### Exercise instructions
Check every line below for the word "ἐξίσωση" and copy the ones that have it.

### Listed entries
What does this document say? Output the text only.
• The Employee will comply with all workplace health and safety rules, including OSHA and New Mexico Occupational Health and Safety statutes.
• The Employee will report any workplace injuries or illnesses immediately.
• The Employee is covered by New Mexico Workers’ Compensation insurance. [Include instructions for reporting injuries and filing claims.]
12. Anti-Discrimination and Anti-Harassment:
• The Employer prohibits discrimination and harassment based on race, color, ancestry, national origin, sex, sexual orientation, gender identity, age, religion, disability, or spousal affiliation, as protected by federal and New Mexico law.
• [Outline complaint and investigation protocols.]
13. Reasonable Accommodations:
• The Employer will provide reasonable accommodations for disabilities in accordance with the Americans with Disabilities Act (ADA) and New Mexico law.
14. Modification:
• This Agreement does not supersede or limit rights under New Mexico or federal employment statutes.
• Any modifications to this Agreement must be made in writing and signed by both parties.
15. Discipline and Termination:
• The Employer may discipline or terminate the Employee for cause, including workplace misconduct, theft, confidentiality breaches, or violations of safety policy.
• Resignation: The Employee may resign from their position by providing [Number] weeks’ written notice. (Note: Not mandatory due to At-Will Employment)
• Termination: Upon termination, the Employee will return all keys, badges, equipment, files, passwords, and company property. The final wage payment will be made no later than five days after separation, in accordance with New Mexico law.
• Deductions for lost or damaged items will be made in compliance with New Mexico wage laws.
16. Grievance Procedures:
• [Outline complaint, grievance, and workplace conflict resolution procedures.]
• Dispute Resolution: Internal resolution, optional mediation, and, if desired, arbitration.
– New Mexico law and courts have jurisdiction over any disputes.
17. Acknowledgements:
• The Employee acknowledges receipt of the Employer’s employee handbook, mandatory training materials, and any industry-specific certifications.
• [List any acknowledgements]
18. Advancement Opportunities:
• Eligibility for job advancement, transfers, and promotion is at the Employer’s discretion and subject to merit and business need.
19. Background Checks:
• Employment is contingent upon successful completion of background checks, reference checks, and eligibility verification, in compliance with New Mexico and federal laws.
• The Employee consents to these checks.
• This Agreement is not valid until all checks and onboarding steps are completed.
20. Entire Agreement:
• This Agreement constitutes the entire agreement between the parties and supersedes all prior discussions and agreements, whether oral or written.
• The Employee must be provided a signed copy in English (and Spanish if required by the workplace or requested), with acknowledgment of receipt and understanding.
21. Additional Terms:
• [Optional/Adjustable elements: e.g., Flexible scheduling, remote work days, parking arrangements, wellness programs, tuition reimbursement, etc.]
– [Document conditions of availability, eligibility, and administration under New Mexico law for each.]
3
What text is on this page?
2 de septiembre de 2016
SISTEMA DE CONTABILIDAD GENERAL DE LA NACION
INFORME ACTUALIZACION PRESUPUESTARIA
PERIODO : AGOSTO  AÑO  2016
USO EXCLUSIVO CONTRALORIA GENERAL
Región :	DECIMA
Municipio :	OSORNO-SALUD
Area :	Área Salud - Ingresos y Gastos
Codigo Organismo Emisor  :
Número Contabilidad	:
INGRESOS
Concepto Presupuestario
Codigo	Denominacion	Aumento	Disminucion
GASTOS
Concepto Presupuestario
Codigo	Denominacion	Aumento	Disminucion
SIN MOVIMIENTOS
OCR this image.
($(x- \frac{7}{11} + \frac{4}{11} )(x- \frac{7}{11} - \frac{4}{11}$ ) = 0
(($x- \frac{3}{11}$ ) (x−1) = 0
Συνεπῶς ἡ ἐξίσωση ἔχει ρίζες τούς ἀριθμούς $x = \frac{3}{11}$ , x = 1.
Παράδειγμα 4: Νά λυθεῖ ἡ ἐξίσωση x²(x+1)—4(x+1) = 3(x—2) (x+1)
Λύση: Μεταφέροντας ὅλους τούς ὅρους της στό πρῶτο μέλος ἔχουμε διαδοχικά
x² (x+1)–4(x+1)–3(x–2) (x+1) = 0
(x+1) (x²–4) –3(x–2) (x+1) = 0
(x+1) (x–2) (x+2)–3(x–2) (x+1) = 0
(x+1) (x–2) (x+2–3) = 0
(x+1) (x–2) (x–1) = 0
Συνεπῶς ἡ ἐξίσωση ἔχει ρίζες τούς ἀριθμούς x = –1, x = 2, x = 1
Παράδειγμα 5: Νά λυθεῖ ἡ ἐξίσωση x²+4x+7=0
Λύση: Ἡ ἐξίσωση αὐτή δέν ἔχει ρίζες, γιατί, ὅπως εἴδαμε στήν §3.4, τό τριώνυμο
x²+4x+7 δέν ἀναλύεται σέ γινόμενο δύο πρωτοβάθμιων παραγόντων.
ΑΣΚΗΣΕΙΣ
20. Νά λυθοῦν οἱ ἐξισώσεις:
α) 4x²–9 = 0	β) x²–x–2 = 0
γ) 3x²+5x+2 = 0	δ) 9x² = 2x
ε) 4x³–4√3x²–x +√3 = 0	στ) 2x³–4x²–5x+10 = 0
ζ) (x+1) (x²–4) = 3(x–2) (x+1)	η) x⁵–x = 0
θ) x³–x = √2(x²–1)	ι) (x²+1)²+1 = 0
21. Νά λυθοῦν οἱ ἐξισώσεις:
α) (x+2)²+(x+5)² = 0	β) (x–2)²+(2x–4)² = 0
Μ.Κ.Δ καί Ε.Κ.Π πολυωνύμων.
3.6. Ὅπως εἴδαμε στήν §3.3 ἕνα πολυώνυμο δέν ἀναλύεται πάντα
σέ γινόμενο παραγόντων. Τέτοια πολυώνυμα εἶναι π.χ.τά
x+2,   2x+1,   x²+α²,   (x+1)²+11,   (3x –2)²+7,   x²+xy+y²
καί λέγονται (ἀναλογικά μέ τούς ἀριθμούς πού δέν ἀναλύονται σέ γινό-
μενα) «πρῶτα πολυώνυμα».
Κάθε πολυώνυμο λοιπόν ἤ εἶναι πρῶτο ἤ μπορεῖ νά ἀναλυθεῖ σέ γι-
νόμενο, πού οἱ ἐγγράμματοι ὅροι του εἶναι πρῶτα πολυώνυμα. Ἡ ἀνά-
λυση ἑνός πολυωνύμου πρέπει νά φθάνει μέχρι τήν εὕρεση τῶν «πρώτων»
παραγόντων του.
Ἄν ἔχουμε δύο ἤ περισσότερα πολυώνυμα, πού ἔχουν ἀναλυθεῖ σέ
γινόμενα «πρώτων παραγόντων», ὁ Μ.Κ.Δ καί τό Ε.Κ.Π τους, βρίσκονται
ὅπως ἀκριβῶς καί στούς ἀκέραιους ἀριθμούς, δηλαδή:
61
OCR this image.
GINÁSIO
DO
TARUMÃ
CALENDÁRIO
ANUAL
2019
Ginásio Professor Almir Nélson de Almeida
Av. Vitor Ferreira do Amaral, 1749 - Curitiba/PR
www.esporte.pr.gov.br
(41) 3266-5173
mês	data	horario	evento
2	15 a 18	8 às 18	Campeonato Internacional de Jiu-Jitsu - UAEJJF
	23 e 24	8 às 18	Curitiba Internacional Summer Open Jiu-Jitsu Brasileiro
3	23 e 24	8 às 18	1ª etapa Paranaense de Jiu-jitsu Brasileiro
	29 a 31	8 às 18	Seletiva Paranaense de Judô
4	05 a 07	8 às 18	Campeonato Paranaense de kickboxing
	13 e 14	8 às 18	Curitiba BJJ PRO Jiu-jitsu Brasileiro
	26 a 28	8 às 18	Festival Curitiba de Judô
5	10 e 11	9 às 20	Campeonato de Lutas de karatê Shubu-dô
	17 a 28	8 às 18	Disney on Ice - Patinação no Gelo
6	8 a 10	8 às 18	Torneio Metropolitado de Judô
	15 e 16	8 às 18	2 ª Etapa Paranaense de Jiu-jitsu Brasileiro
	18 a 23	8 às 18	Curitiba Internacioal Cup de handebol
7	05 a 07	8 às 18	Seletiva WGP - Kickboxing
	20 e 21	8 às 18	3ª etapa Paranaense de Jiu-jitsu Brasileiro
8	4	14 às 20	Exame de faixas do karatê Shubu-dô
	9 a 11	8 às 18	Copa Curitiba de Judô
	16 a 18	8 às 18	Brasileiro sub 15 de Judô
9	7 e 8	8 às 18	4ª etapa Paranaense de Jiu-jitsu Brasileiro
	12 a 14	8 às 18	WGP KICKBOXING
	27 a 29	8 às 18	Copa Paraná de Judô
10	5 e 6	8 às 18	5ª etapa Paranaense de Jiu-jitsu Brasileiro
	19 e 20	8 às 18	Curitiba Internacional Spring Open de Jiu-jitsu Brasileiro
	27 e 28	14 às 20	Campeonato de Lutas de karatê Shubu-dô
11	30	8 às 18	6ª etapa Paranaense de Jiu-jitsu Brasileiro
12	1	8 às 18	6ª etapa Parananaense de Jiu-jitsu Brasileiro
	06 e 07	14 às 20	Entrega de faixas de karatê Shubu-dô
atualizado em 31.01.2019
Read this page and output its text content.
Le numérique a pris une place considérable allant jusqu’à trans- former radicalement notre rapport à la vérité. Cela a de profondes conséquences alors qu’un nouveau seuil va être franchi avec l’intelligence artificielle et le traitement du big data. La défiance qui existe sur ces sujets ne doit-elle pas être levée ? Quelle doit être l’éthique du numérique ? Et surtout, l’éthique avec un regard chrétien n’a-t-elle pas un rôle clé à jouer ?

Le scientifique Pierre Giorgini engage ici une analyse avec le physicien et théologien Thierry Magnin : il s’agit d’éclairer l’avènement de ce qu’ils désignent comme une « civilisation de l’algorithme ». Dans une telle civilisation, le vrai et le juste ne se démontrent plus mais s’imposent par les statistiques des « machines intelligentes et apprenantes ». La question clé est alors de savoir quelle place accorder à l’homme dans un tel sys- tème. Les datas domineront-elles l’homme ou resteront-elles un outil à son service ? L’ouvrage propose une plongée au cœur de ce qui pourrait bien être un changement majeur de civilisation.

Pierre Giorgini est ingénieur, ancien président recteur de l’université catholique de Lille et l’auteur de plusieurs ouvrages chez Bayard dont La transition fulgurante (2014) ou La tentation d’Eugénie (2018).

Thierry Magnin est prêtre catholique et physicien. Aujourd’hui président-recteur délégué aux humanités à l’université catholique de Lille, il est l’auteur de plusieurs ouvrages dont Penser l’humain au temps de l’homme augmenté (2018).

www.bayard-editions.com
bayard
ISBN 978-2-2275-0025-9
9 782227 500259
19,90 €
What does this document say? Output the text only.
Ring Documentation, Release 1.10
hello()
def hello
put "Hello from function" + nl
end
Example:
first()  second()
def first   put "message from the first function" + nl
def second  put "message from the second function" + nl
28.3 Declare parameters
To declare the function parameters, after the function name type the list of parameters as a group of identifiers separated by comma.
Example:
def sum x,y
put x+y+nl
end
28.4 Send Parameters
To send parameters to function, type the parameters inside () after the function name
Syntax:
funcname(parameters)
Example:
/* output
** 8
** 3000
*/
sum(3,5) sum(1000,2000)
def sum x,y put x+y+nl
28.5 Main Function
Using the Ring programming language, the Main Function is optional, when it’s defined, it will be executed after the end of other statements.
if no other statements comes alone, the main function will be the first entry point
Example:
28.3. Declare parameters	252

### Answer to this task
Συνεπῶς ἡ ἐξίσωση ἔχει ρίζες τούς ἀριθμούς $x = \frac{3}{11}$ , x = 1.
Παράδειγμα 4: Νά λυθεῖ ἡ ἐξίσωση x²(x+1)—4(x+1) = 3(x—2) (x+1)
Συνεπῶς ἡ ἐξίσωση ἔχει ρίζες τούς ἀριθμούς x = –1, x = 2, x = 1
Παράδειγμα 5: Νά λυθεῖ ἡ ἐξίσωση x²+4x+7=0
Λύση: Ἡ ἐξίσωση αὐτή δέν ἔχει ρίζες, γιατί, ὅπως εἴδαμε στήν §3.4, τό τριώνυμο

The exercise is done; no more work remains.